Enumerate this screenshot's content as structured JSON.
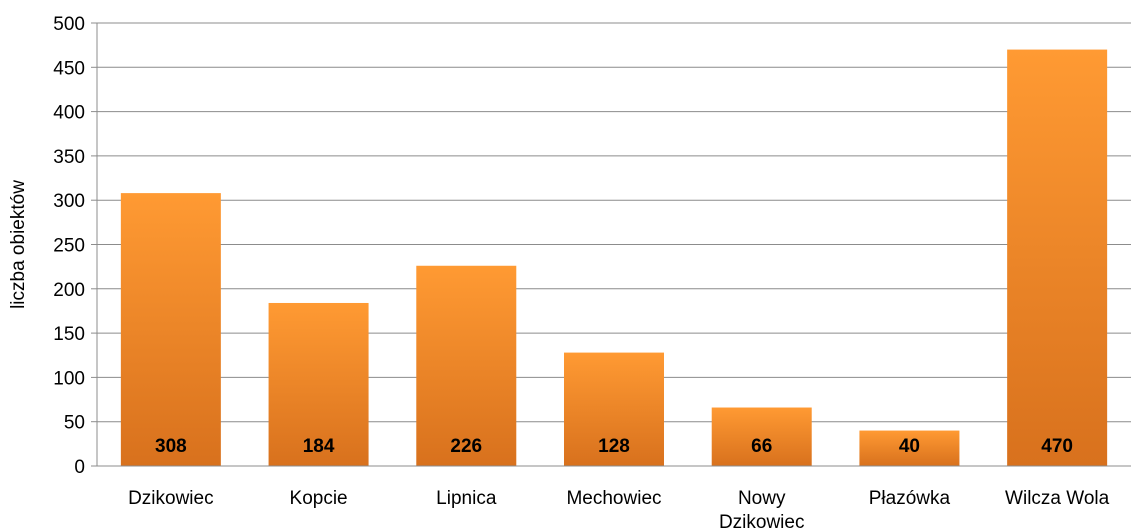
{
  "chart_data": {
    "type": "bar",
    "categories": [
      "Dzikowiec",
      "Kopcie",
      "Lipnica",
      "Mechowiec",
      "Nowy Dzikowiec",
      "Płazówka",
      "Wilcza Wola"
    ],
    "category_lines": [
      [
        "Dzikowiec"
      ],
      [
        "Kopcie"
      ],
      [
        "Lipnica"
      ],
      [
        "Mechowiec"
      ],
      [
        "Nowy",
        "Dzikowiec"
      ],
      [
        "Płazówka"
      ],
      [
        "Wilcza Wola"
      ]
    ],
    "values": [
      308,
      184,
      226,
      128,
      66,
      40,
      470
    ],
    "data_labels": [
      "308",
      "184",
      "226",
      "128",
      "66",
      "40",
      "470"
    ],
    "title": "",
    "xlabel": "",
    "ylabel": "liczba obiektów",
    "ylim": [
      0,
      500
    ],
    "yticks": [
      0,
      50,
      100,
      150,
      200,
      250,
      300,
      350,
      400,
      450,
      500
    ],
    "grid": true,
    "legend": "none",
    "colors": {
      "bar_top": "#ff9a33",
      "bar_bottom": "#d8711d",
      "grid": "#8c8c8c"
    }
  }
}
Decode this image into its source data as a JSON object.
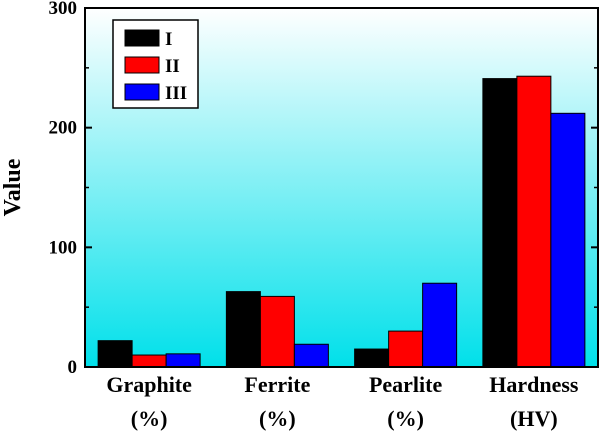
{
  "chart_data": {
    "type": "bar",
    "categories": [
      [
        "Graphite",
        "(%)"
      ],
      [
        "Ferrite",
        "(%)"
      ],
      [
        "Pearlite",
        "(%)"
      ],
      [
        "Hardness",
        "(HV)"
      ]
    ],
    "series": [
      {
        "name": "I",
        "color": "#000000",
        "values": [
          22,
          63,
          15,
          241
        ]
      },
      {
        "name": "II",
        "color": "#ff0000",
        "values": [
          10,
          59,
          30,
          243
        ]
      },
      {
        "name": "III",
        "color": "#0000ff",
        "values": [
          11,
          19,
          70,
          212
        ]
      }
    ],
    "ylabel": "Value",
    "ylim": [
      0,
      300
    ],
    "yticks": [
      "0",
      "100",
      "200",
      "300"
    ],
    "background": "gradient-cyan-to-white",
    "legend_position": "top-left",
    "grid": false
  }
}
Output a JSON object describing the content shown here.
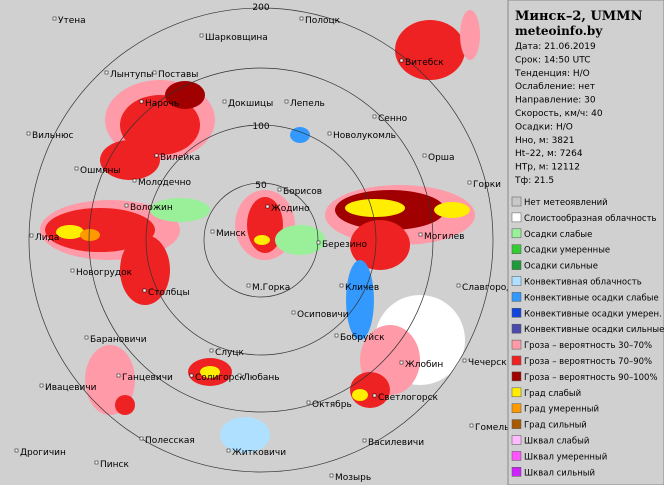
{
  "map": {
    "ring_labels": [
      "50",
      "100",
      "200"
    ],
    "cities": [
      "Утена",
      "Полоцк",
      "Шарковщина",
      "Витебск",
      "Поставы",
      "Лынтупы",
      "Нарочь",
      "Докшицы",
      "Лепель",
      "Сенно",
      "Вильнюс",
      "Новолукомль",
      "Вилейка",
      "Ошмяны",
      "Орша",
      "Молодечно",
      "Борисов",
      "Горки",
      "Воложин",
      "Жодино",
      "Лида",
      "Минск",
      "Березино",
      "Могилев",
      "Новогрудок",
      "Столбцы",
      "М.Горка",
      "Кличев",
      "Славгород",
      "Осиповичи",
      "Барановичи",
      "Бобруйск",
      "Слуцк",
      "Ганцевичи",
      "Солигорск",
      "Любань",
      "Жлобин",
      "Чечерск",
      "Ивацевичи",
      "Светлогорск",
      "Октябрь",
      "Гомель",
      "Полесская",
      "Василевичи",
      "Дрогичин",
      "Житковичи",
      "Пинск",
      "Мозырь"
    ]
  },
  "panel": {
    "title": "Минск–2, UMMN",
    "site": "meteoinfo.by",
    "info": [
      "Дата: 21.06.2019",
      "Срок: 14:50 UTC",
      "Тенденция: Н/О",
      "Ослабление: нет",
      "Направление: 30",
      "Скорость, км/ч: 40",
      "Осадки: Н/О",
      "Hно, м: 3821",
      "Ht–22, м: 7264",
      "HTр, м: 12112",
      "Тф: 21.5"
    ]
  },
  "legend": [
    {
      "label": "Нет метеоявлений",
      "color": "#c8c8c8"
    },
    {
      "label": "Слоистообразная облачность",
      "color": "#ffffff"
    },
    {
      "label": "Осадки слабые",
      "color": "#99f099"
    },
    {
      "label": "Осадки умеренные",
      "color": "#33cc33"
    },
    {
      "label": "Осадки сильные",
      "color": "#1f9a3a"
    },
    {
      "label": "Конвективная облачность",
      "color": "#b0e0ff"
    },
    {
      "label": "Конвективные осадки слабые",
      "color": "#3399ff"
    },
    {
      "label": "Конвективные осадки умерен.",
      "color": "#1144dd"
    },
    {
      "label": "Конвективные осадки сильные",
      "color": "#4a4aaa"
    },
    {
      "label": "Гроза – вероятность 30–70%",
      "color": "#ff9aa8"
    },
    {
      "label": "Гроза – вероятность 70–90%",
      "color": "#ee2222"
    },
    {
      "label": "Гроза – вероятность 90–100%",
      "color": "#a00000"
    },
    {
      "label": "Град слабый",
      "color": "#ffee00"
    },
    {
      "label": "Град умеренный",
      "color": "#ff9900"
    },
    {
      "label": "Град сильный",
      "color": "#a85a00"
    },
    {
      "label": "Шквал слабый",
      "color": "#ffbbff"
    },
    {
      "label": "Шквал умеренный",
      "color": "#ff55ff"
    },
    {
      "label": "Шквал сильный",
      "color": "#cc22ff"
    }
  ]
}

··········

Each record above should come back exactly the same, only without its pictures.

[The output]:
Enumerate this screenshot's content as structured JSON.
{
  "chart_data": {
    "type": "bar",
    "categories": [
      "Dzikowiec",
      "Kopcie",
      "Lipnica",
      "Mechowiec",
      "Nowy Dzikowiec",
      "Płazówka",
      "Wilcza Wola"
    ],
    "category_lines": [
      [
        "Dzikowiec"
      ],
      [
        "Kopcie"
      ],
      [
        "Lipnica"
      ],
      [
        "Mechowiec"
      ],
      [
        "Nowy",
        "Dzikowiec"
      ],
      [
        "Płazówka"
      ],
      [
        "Wilcza Wola"
      ]
    ],
    "values": [
      308,
      184,
      226,
      128,
      66,
      40,
      470
    ],
    "data_labels": [
      "308",
      "184",
      "226",
      "128",
      "66",
      "40",
      "470"
    ],
    "title": "",
    "xlabel": "",
    "ylabel": "liczba obiektów",
    "ylim": [
      0,
      500
    ],
    "yticks": [
      0,
      50,
      100,
      150,
      200,
      250,
      300,
      350,
      400,
      450,
      500
    ],
    "grid": true,
    "legend": "none",
    "colors": {
      "bar_top": "#ff9a33",
      "bar_bottom": "#d8711d",
      "grid": "#8c8c8c"
    }
  }
}
Decode this image into its source data as a JSON object.
{
  "chart_data": {
    "type": "bar",
    "categories": [
      [
        "Graphite",
        "(%)"
      ],
      [
        "Ferrite",
        "(%)"
      ],
      [
        "Pearlite",
        "(%)"
      ],
      [
        "Hardness",
        "(HV)"
      ]
    ],
    "series": [
      {
        "name": "I",
        "color": "#000000",
        "values": [
          22,
          63,
          15,
          241
        ]
      },
      {
        "name": "II",
        "color": "#ff0000",
        "values": [
          10,
          59,
          30,
          243
        ]
      },
      {
        "name": "III",
        "color": "#0000ff",
        "values": [
          11,
          19,
          70,
          212
        ]
      }
    ],
    "ylabel": "Value",
    "ylim": [
      0,
      300
    ],
    "yticks": [
      "0",
      "100",
      "200",
      "300"
    ],
    "background": "gradient-cyan-to-white",
    "legend_position": "top-left",
    "grid": false
  }
}
Output a JSON object describing the content shown here.
{
  "map": {
    "ring_labels": [
      "50",
      "100",
      "200"
    ],
    "cities": [
      "Утена",
      "Полоцк",
      "Шарковщина",
      "Витебск",
      "Поставы",
      "Лынтупы",
      "Нарочь",
      "Докшицы",
      "Лепель",
      "Сенно",
      "Вильнюс",
      "Новолукомль",
      "Вилейка",
      "Ошмяны",
      "Орша",
      "Молодечно",
      "Борисов",
      "Горки",
      "Воложин",
      "Жодино",
      "Лида",
      "Минск",
      "Березино",
      "Могилев",
      "Новогрудок",
      "Столбцы",
      "М.Горка",
      "Кличев",
      "Славгород",
      "Осиповичи",
      "Барановичи",
      "Бобруйск",
      "Слуцк",
      "Ганцевичи",
      "Солигорск",
      "Любань",
      "Жлобин",
      "Чечерск",
      "Ивацевичи",
      "Светлогорск",
      "Октябрь",
      "Гомель",
      "Полесская",
      "Василевичи",
      "Дрогичин",
      "Житковичи",
      "Пинск",
      "Мозырь"
    ]
  },
  "panel": {
    "title": "Минск–2, UMMN",
    "site": "meteoinfo.by",
    "info": [
      "Дата: 21.06.2019",
      "Срок: 14:50 UTC",
      "Тенденция: Н/О",
      "Ослабление: нет",
      "Направление: 30",
      "Скорость, км/ч: 40",
      "Осадки: Н/О",
      "Hно, м: 3821",
      "Ht–22, м: 7264",
      "HTр, м: 12112",
      "Тф: 21.5"
    ]
  },
  "legend": [
    {
      "label": "Нет метеоявлений",
      "color": "#c8c8c8"
    },
    {
      "label": "Слоистообразная облачность",
      "color": "#ffffff"
    },
    {
      "label": "Осадки слабые",
      "color": "#99f099"
    },
    {
      "label": "Осадки умеренные",
      "color": "#33cc33"
    },
    {
      "label": "Осадки сильные",
      "color": "#1f9a3a"
    },
    {
      "label": "Конвективная облачность",
      "color": "#b0e0ff"
    },
    {
      "label": "Конвективные осадки слабые",
      "color": "#3399ff"
    },
    {
      "label": "Конвективные осадки умерен.",
      "color": "#1144dd"
    },
    {
      "label": "Конвективные осадки сильные",
      "color": "#4a4aaa"
    },
    {
      "label": "Гроза – вероятность 30–70%",
      "color": "#ff9aa8"
    },
    {
      "label": "Гроза – вероятность 70–90%",
      "color": "#ee2222"
    },
    {
      "label": "Гроза – вероятность 90–100%",
      "color": "#a00000"
    },
    {
      "label": "Град слабый",
      "color": "#ffee00"
    },
    {
      "label": "Град умеренный",
      "color": "#ff9900"
    },
    {
      "label": "Град сильный",
      "color": "#a85a00"
    },
    {
      "label": "Шквал слабый",
      "color": "#ffbbff"
    },
    {
      "label": "Шквал умеренный",
      "color": "#ff55ff"
    },
    {
      "label": "Шквал сильный",
      "color": "#cc22ff"
    }
  ]
}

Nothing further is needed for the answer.